[BEGIN Materials provided]
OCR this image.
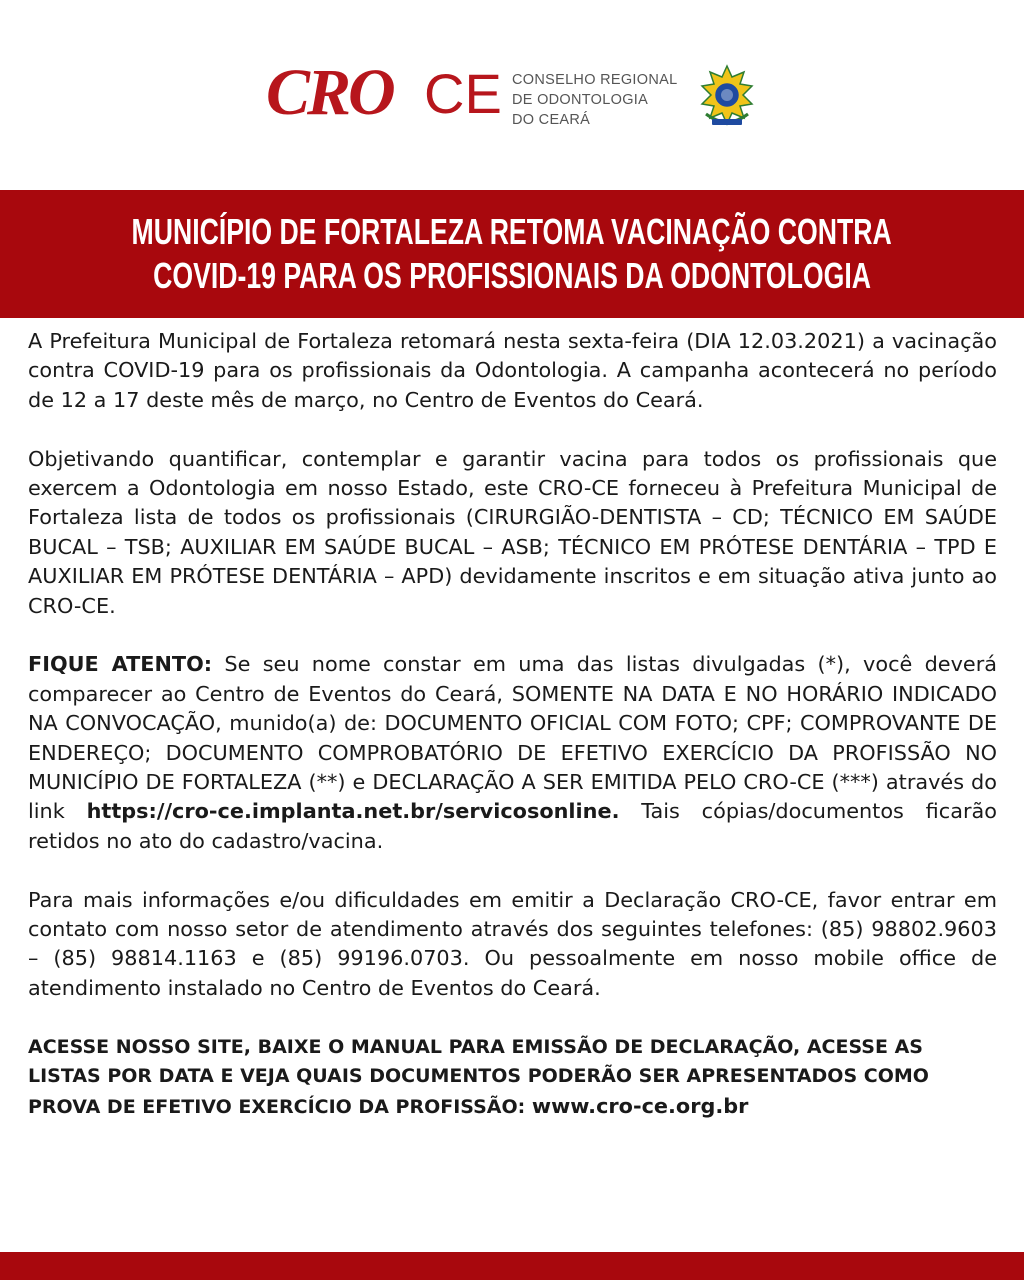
CRO CE CONSELHO REGIONAL
DE ODONTOLOGIA
DO CEARÁ
MUNICÍPIO DE FORTALEZA RETOMA VACINAÇÃO CONTRA
COVID-19 PARA OS PROFISSIONAIS DA ODONTOLOGIA

A Prefeitura Municipal de Fortaleza retomará nesta sexta-feira (DIA 12.03.2021) a vacinação contra COVID-19 para os profissionais da Odontologia. A campanha acontecerá no período de 12 a 17 deste mês de março, no Centro de Eventos do Ceará.

Objetivando quantificar, contemplar e garantir vacina para todos os profissionais que exercem a Odontologia em nosso Estado, este CRO-CE forneceu à Prefeitura Municipal de Fortaleza lista de todos os profissionais (CIRURGIÃO-DENTISTA – CD; TÉCNICO EM SAÚDE BUCAL – TSB; AUXILIAR EM SAÚDE BUCAL – ASB; TÉCNICO EM PRÓTESE DENTÁRIA – TPD E AUXILIAR EM PRÓTESE DENTÁRIA – APD) devidamente inscritos e em situação ativa junto ao CRO-CE.

FIQUE ATENTO: Se seu nome constar em uma das listas divulgadas (*), você deverá comparecer ao Centro de Eventos do Ceará, SOMENTE NA DATA E NO HORÁRIO INDICADO NA CONVOCAÇÃO, munido(a) de: DOCUMENTO OFICIAL COM FOTO; CPF; COMPROVANTE DE ENDEREÇO; DOCUMENTO COMPROBATÓRIO DE EFETIVO EXERCÍCIO DA PROFISSÃO NO MUNICÍPIO DE FORTALEZA (**) e DECLARAÇÃO A SER EMITIDA PELO CRO-CE (***) através do link https://cro-ce.implanta.net.br/servicosonline. Tais cópias/documentos ficarão retidos no ato do cadastro/vacina.

Para mais informações e/ou dificuldades em emitir a Declaração CRO-CE, favor entrar em contato com nosso setor de atendimento através dos seguintes telefones: (85) 98802.9603 – (85) 98814.1163 e (85) 99196.0703. Ou pessoalmente em nosso mobile office de atendimento instalado no Centro de Eventos do Ceará.

ACESSE NOSSO SITE, BAIXE O MANUAL PARA EMISSÃO DE DECLARAÇÃO, ACESSE AS LISTAS POR DATA E VEJA QUAIS DOCUMENTOS PODERÃO SER APRESENTADOS COMO PROVA DE EFETIVO EXERCÍCIO DA PROFISSÃO: www.cro-ce.org.br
[END Materials provided]
Copy out the records above in full, exactly as written, but not the pictures.

◆ Written solution:
OCR this image.
CRO CE CONSELHO REGIONAL
DE ODONTOLOGIA
DO CEARÁ
MUNICÍPIO DE FORTALEZA RETOMA VACINAÇÃO CONTRA
COVID-19 PARA OS PROFISSIONAIS DA ODONTOLOGIA

A Prefeitura Municipal de Fortaleza retomará nesta sexta-feira (DIA 12.03.2021) a vacinação contra COVID-19 para os profissionais da Odontologia. A campanha acontecerá no período de 12 a 17 deste mês de março, no Centro de Eventos do Ceará.

Objetivando quantificar, contemplar e garantir vacina para todos os profissionais que exercem a Odontologia em nosso Estado, este CRO-CE forneceu à Prefeitura Municipal de Fortaleza lista de todos os profissionais (CIRURGIÃO-DENTISTA – CD; TÉCNICO EM SAÚDE BUCAL – TSB; AUXILIAR EM SAÚDE BUCAL – ASB; TÉCNICO EM PRÓTESE DENTÁRIA – TPD E AUXILIAR EM PRÓTESE DENTÁRIA – APD) devidamente inscritos e em situação ativa junto ao CRO-CE.

FIQUE ATENTO: Se seu nome constar em uma das listas divulgadas (*), você deverá comparecer ao Centro de Eventos do Ceará, SOMENTE NA DATA E NO HORÁRIO INDICADO NA CONVOCAÇÃO, munido(a) de: DOCUMENTO OFICIAL COM FOTO; CPF; COMPROVANTE DE ENDEREÇO; DOCUMENTO COMPROBATÓRIO DE EFETIVO EXERCÍCIO DA PROFISSÃO NO MUNICÍPIO DE FORTALEZA (**) e DECLARAÇÃO A SER EMITIDA PELO CRO-CE (***) através do link https://cro-ce.implanta.net.br/servicosonline. Tais cópias/documentos ficarão retidos no ato do cadastro/vacina.

Para mais informações e/ou dificuldades em emitir a Declaração CRO-CE, favor entrar em contato com nosso setor de atendimento através dos seguintes telefones: (85) 98802.9603 – (85) 98814.1163 e (85) 99196.0703. Ou pessoalmente em nosso mobile office de atendimento instalado no Centro de Eventos do Ceará.

ACESSE NOSSO SITE, BAIXE O MANUAL PARA EMISSÃO DE DECLARAÇÃO, ACESSE AS LISTAS POR DATA E VEJA QUAIS DOCUMENTOS PODERÃO SER APRESENTADOS COMO PROVA DE EFETIVO EXERCÍCIO DA PROFISSÃO: www.cro-ce.org.br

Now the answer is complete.